Required task —
Identify each line in the records below that contains the word "Centered", and copy it.

------

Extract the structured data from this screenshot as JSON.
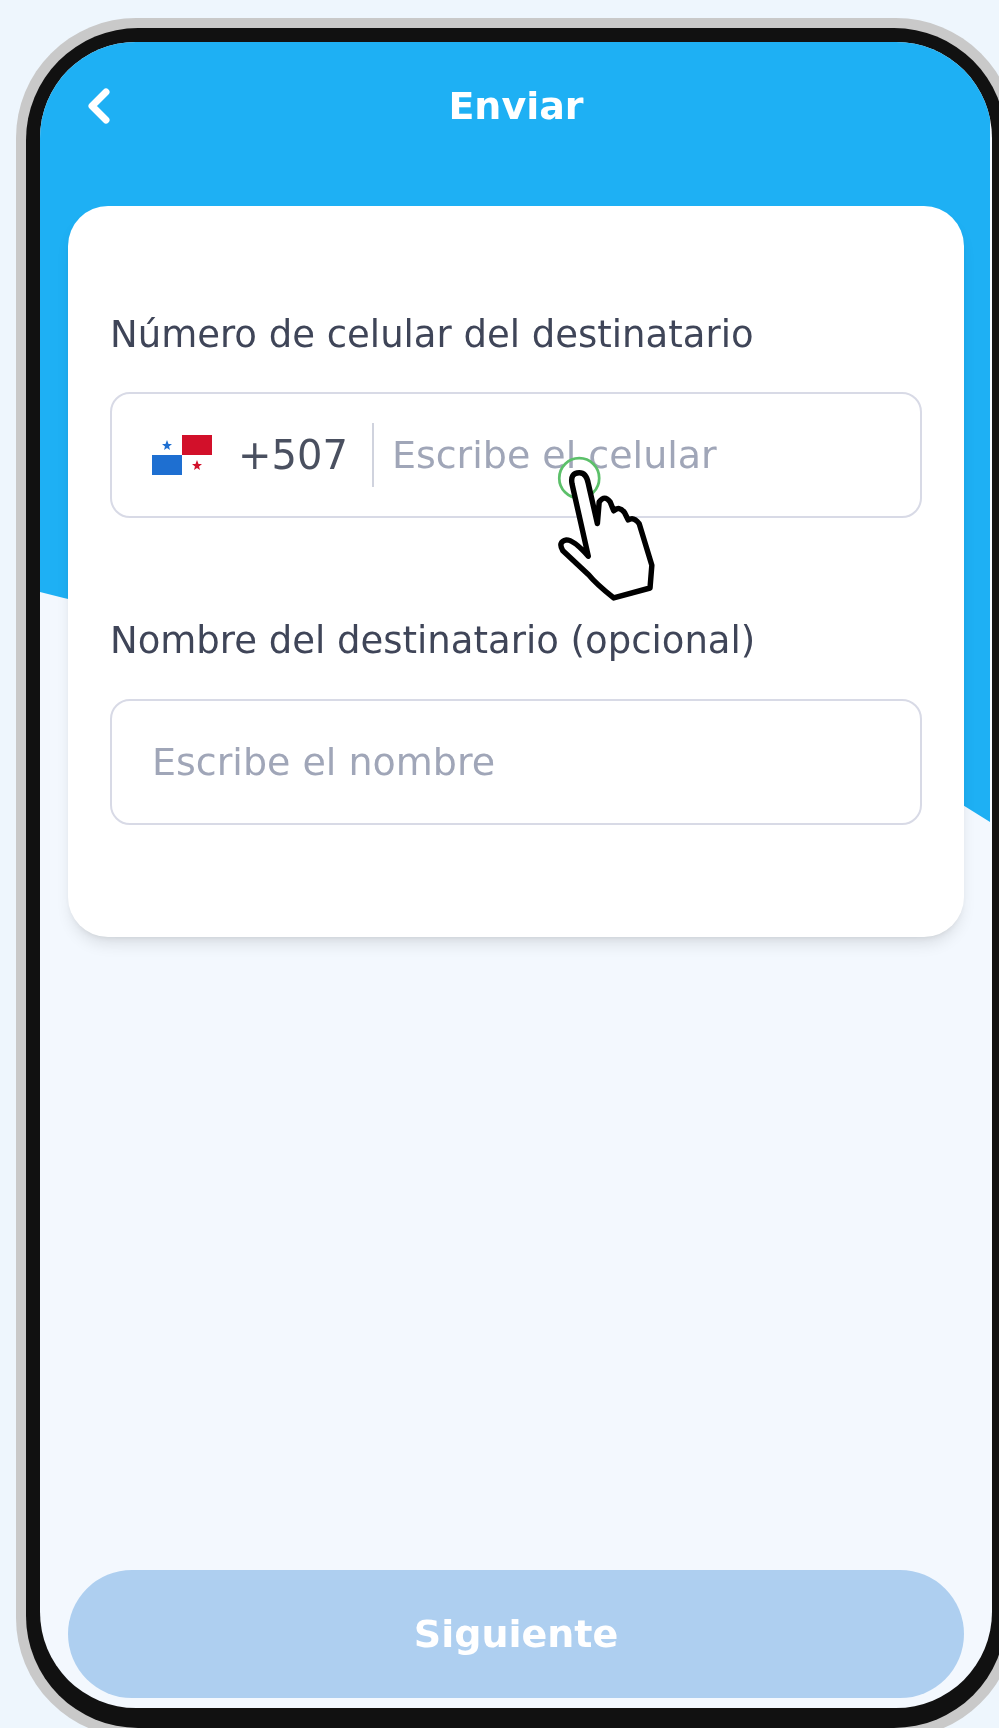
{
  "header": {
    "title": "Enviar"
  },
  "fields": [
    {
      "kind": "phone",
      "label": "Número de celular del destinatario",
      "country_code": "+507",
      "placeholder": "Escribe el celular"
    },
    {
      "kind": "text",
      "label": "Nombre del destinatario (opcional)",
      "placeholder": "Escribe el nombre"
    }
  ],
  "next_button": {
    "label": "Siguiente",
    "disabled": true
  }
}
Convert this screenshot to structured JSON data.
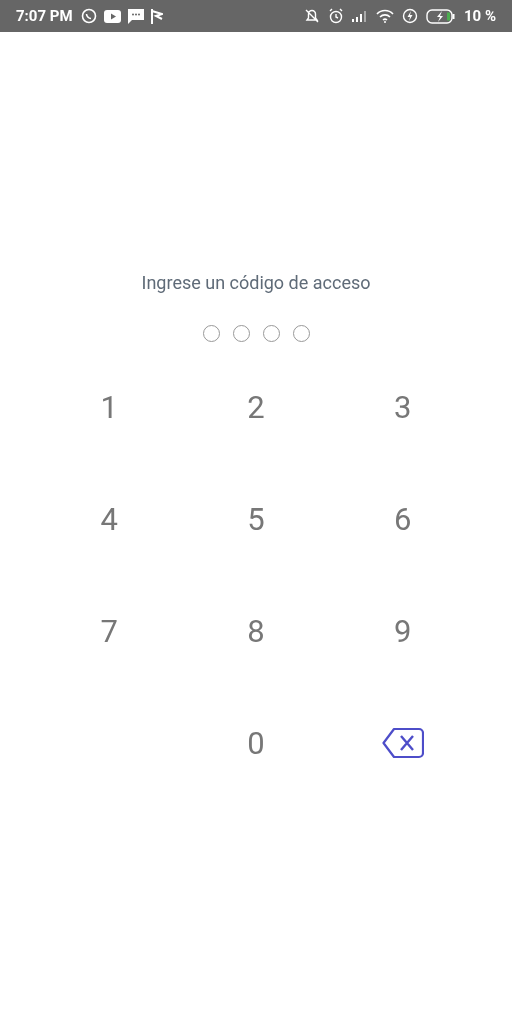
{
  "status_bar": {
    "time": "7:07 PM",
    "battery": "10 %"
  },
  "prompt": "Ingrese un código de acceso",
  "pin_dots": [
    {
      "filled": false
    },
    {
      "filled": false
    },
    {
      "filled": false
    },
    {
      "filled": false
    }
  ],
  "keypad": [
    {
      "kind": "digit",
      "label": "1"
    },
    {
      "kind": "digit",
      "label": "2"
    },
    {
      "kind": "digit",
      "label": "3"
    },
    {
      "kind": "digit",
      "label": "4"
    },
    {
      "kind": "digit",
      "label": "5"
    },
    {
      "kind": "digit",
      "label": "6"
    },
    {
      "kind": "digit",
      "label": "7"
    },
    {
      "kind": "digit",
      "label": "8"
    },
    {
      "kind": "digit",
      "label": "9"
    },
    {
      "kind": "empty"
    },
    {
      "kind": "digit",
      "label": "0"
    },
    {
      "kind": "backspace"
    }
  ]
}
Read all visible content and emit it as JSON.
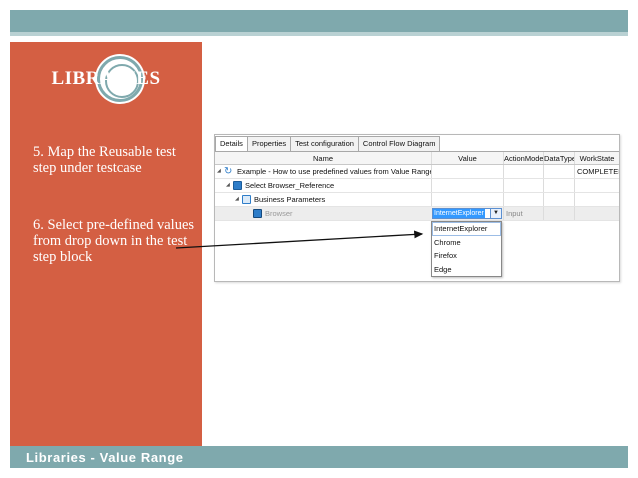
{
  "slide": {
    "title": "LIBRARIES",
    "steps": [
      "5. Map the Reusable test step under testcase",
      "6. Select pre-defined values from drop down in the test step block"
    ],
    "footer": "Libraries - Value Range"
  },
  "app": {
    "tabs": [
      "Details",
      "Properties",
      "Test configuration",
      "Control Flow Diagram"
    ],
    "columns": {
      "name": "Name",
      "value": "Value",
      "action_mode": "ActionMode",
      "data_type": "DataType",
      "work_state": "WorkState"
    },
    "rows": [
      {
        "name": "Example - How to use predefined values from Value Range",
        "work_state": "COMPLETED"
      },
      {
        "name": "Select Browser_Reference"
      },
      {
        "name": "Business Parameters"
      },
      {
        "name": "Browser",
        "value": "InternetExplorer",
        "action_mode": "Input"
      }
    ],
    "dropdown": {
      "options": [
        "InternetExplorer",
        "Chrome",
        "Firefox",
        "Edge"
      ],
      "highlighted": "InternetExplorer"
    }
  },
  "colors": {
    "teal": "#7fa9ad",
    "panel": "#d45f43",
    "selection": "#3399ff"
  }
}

------

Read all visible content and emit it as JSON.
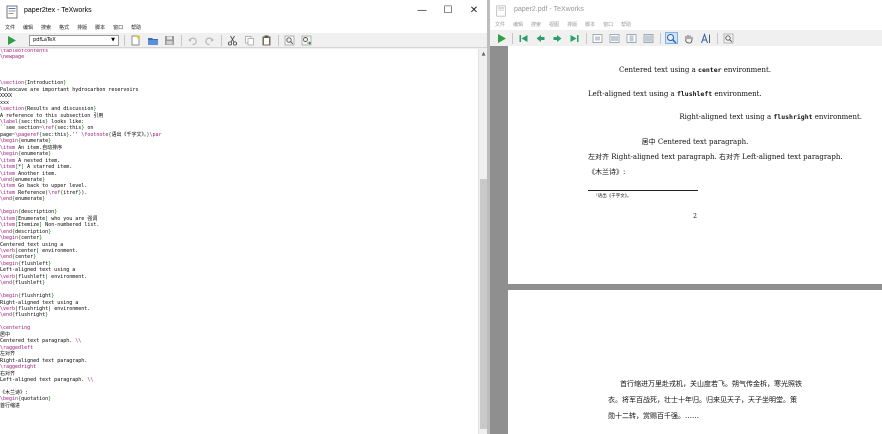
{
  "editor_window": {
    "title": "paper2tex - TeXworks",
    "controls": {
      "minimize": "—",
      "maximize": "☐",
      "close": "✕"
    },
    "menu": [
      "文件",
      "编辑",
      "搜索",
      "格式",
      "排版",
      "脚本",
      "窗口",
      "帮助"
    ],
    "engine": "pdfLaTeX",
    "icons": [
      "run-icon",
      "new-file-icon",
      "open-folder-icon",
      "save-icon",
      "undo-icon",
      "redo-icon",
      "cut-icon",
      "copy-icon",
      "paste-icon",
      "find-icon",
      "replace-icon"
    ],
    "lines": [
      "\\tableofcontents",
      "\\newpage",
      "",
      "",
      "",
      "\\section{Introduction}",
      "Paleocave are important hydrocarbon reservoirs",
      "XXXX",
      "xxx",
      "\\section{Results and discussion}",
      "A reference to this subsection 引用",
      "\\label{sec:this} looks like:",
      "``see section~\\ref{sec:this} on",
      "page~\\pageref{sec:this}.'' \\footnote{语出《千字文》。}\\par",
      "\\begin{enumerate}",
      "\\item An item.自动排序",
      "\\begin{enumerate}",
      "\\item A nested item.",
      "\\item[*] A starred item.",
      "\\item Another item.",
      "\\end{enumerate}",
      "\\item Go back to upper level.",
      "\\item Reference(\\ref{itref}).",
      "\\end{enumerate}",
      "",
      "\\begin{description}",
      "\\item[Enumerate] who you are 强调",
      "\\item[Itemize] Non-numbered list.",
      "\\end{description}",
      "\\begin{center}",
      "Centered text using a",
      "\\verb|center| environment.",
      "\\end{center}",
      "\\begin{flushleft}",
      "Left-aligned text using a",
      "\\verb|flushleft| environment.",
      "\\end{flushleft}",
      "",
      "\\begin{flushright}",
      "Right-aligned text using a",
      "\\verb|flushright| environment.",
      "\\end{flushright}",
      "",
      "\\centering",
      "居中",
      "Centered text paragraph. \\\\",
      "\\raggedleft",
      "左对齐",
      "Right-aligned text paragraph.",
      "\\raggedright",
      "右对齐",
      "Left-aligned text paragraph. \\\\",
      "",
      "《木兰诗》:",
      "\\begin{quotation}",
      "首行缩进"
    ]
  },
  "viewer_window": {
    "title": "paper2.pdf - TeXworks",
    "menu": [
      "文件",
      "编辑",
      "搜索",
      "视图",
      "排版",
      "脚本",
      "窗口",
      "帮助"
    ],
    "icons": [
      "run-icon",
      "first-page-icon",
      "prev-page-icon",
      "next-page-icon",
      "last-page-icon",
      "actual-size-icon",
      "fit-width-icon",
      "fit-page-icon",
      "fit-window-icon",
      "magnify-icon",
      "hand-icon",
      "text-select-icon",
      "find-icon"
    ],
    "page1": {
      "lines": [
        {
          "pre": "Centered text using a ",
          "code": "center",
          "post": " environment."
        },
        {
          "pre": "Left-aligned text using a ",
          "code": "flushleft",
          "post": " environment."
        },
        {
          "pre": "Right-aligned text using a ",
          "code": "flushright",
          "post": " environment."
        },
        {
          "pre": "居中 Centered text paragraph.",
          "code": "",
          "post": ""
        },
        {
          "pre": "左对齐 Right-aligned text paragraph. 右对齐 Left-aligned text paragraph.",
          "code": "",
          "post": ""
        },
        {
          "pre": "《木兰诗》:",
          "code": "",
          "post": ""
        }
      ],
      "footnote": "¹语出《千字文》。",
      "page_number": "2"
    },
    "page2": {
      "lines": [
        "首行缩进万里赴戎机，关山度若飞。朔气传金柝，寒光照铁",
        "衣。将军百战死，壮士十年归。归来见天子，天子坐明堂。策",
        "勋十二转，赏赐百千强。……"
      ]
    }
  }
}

------

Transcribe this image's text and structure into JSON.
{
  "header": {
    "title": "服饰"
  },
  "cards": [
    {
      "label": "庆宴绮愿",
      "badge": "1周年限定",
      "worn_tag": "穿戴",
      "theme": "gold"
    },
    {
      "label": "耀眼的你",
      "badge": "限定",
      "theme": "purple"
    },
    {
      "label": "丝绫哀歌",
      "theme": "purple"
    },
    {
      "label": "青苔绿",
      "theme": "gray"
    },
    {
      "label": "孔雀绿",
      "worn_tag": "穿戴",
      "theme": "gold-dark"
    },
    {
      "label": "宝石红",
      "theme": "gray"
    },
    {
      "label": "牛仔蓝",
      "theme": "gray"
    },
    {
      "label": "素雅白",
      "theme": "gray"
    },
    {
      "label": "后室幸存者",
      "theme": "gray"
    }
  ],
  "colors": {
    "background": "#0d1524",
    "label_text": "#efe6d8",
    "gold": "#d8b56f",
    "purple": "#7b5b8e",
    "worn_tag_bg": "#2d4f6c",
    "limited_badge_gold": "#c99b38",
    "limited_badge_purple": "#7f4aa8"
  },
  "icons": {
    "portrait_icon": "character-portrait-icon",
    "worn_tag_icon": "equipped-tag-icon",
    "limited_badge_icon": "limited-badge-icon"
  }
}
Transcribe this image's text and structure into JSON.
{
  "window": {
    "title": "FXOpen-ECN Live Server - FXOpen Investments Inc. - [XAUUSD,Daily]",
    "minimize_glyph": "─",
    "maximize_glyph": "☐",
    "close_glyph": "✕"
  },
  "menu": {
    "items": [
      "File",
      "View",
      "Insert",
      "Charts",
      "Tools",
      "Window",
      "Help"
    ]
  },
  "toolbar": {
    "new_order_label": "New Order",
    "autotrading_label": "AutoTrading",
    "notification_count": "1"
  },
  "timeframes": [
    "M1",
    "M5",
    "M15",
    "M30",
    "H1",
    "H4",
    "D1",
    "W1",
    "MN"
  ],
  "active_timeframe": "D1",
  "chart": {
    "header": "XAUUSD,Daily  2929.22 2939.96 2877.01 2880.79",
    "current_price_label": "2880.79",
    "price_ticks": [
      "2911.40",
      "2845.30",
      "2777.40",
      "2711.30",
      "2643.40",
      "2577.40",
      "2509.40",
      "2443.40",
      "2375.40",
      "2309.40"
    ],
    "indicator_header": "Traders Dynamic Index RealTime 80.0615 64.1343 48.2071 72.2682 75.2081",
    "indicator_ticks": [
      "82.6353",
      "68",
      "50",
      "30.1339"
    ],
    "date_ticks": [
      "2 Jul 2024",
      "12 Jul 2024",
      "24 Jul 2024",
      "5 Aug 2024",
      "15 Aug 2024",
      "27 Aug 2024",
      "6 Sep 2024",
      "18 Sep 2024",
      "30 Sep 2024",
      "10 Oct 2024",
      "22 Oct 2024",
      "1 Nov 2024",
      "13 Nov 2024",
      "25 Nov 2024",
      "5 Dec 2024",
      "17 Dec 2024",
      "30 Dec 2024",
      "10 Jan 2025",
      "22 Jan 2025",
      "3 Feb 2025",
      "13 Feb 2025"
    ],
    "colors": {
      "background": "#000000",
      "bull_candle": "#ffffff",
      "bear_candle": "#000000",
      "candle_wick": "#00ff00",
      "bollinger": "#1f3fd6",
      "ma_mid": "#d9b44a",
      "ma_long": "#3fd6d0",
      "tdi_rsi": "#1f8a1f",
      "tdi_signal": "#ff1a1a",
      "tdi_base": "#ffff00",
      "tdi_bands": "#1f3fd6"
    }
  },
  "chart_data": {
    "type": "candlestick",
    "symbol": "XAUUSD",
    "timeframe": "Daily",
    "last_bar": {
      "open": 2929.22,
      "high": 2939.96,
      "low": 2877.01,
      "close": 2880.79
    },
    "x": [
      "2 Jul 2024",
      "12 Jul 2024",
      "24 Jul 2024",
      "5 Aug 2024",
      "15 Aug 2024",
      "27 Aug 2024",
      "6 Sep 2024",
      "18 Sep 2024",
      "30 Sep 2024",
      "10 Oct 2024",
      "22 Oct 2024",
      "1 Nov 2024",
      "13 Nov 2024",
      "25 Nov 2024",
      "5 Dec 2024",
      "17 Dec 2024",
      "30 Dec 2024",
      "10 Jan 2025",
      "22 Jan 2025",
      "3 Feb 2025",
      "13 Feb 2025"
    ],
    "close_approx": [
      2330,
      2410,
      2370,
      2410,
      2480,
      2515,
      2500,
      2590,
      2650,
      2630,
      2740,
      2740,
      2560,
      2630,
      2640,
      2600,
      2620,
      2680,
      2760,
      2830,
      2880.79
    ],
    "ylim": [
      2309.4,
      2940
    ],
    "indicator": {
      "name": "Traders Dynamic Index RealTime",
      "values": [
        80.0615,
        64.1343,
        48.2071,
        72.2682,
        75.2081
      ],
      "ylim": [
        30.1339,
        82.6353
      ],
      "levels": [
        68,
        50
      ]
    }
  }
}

------

Exercise solution —
      "Centered text using a",
      "Centered text paragraph. \\\\",
          "pre": "Centered text using a ",
          "pre": "居中 Centered text paragraph.",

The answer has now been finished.